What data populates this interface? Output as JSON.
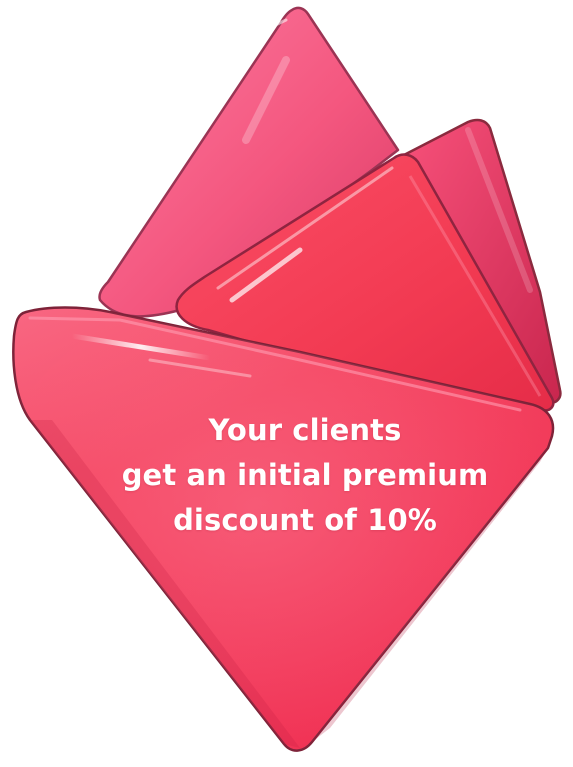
{
  "promo": {
    "lines": [
      "Your clients",
      "get an initial premium",
      "discount of 10%"
    ]
  },
  "colors": {
    "background": "#ffffff",
    "crystal_light": "#f9668f",
    "crystal_main": "#f43a5c",
    "crystal_deep": "#e0294e",
    "crystal_edge": "#8a2a3e",
    "text": "#ffffff"
  },
  "artwork": {
    "name": "faceted-red-crystal-graphic"
  }
}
┄┄┄┄┄┄┄┄┄┄
**To do**
Copy the listing in full and without alteration, omitting every picture.

**The reply**
What data populates this interface? Output as JSON.
{
  "promo": {
    "lines": [
      "Your clients",
      "get an initial premium",
      "discount of 10%"
    ]
  },
  "colors": {
    "background": "#ffffff",
    "crystal_light": "#f9668f",
    "crystal_main": "#f43a5c",
    "crystal_deep": "#e0294e",
    "crystal_edge": "#8a2a3e",
    "text": "#ffffff"
  },
  "artwork": {
    "name": "faceted-red-crystal-graphic"
  }
}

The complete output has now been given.